[Your objective]
Here are some records; copy every line that holds the word "гипертония".

[Material for the task]
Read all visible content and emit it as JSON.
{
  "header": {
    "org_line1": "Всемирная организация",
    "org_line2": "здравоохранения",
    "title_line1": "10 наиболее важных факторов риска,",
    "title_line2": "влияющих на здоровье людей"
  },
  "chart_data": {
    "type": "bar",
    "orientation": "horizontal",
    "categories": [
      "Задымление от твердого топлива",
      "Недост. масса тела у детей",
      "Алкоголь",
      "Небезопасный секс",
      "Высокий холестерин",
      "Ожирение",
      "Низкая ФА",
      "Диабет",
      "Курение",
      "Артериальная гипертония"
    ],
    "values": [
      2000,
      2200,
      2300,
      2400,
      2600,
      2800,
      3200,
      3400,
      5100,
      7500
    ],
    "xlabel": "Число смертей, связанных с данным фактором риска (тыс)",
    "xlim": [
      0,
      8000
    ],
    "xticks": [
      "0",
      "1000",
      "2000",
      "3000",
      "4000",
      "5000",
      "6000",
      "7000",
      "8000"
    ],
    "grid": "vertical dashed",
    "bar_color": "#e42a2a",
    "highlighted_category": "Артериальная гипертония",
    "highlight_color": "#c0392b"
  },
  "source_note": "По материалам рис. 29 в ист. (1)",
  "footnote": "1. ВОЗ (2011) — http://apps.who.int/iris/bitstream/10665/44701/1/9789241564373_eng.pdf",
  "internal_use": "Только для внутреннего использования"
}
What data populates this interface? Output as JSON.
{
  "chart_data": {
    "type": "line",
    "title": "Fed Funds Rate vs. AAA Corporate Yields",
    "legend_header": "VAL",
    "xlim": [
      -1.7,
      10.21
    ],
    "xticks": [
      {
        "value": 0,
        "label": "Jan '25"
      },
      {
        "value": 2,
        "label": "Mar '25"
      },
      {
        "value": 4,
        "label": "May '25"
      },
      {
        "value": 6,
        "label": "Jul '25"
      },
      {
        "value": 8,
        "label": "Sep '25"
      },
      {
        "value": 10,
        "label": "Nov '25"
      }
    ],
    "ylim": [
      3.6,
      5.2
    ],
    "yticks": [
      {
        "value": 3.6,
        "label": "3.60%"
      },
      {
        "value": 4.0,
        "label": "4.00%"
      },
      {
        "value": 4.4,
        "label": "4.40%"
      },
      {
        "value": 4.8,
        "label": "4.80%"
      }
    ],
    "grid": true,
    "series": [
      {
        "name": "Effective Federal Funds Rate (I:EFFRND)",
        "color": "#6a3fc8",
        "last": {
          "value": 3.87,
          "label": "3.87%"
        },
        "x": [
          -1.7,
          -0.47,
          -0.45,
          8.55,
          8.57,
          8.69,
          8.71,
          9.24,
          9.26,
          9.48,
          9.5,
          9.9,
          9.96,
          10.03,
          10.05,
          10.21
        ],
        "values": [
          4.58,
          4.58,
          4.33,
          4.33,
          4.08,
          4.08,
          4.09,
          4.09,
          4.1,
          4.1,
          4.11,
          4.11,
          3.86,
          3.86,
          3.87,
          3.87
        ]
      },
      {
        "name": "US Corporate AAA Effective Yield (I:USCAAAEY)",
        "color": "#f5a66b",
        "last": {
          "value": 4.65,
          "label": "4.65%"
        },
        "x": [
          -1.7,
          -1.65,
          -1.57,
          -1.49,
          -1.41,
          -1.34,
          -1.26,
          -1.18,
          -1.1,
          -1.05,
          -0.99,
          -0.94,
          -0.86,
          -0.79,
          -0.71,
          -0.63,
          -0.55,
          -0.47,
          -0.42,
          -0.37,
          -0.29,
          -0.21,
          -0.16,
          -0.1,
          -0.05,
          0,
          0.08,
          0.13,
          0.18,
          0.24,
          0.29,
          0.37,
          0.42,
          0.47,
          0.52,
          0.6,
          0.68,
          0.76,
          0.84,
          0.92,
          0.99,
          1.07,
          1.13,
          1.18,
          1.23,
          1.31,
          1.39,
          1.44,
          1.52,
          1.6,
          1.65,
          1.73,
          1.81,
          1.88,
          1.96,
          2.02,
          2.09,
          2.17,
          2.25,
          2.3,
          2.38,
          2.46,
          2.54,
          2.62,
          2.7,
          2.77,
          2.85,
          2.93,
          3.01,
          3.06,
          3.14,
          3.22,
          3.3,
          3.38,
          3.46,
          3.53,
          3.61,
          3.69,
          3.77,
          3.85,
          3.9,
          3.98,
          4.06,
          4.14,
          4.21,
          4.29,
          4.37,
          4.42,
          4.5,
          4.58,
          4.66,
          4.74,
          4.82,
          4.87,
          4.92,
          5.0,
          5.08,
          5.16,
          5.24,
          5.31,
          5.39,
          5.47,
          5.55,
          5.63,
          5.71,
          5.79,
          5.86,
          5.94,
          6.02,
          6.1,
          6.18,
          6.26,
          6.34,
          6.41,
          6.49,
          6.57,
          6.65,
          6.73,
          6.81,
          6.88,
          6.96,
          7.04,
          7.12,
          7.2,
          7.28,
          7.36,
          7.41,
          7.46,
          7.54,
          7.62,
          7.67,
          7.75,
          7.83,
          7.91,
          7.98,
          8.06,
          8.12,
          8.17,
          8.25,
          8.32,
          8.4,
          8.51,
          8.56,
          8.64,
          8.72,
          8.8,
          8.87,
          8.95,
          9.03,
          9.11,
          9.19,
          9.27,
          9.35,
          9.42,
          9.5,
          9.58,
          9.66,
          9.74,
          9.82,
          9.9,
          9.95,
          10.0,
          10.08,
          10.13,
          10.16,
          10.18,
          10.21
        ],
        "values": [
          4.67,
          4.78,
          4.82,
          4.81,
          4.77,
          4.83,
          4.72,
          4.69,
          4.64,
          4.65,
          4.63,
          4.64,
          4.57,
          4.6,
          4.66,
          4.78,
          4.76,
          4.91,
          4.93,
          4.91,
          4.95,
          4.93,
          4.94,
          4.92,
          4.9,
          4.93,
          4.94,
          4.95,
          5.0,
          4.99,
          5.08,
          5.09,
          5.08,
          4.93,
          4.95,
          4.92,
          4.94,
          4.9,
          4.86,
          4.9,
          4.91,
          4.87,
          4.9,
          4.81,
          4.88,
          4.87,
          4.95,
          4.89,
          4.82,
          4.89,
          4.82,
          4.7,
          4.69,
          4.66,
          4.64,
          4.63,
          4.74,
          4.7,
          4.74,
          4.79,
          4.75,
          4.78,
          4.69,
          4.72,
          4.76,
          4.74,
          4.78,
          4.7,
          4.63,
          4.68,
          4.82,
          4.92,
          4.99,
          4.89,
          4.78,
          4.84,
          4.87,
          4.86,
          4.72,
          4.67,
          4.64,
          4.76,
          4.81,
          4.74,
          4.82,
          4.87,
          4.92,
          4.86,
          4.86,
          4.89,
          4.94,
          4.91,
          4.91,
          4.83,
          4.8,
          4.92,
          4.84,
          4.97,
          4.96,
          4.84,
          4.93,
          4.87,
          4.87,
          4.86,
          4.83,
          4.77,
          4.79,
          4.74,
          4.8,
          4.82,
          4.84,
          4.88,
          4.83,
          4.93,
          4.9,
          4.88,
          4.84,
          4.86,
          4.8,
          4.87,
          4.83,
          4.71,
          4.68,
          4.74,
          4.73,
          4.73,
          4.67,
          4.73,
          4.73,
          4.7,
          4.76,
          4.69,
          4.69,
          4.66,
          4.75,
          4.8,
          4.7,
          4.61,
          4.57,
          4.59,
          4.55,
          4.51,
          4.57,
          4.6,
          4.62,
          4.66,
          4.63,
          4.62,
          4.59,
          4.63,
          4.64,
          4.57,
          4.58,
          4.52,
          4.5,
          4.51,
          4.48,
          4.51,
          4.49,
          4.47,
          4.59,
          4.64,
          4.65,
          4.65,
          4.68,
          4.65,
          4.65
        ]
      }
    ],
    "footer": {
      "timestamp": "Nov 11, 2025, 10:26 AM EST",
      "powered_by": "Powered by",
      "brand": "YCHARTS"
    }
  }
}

[Finished answer]
      "Артериальная гипертония"
    "highlighted_category": "Артериальная гипертония",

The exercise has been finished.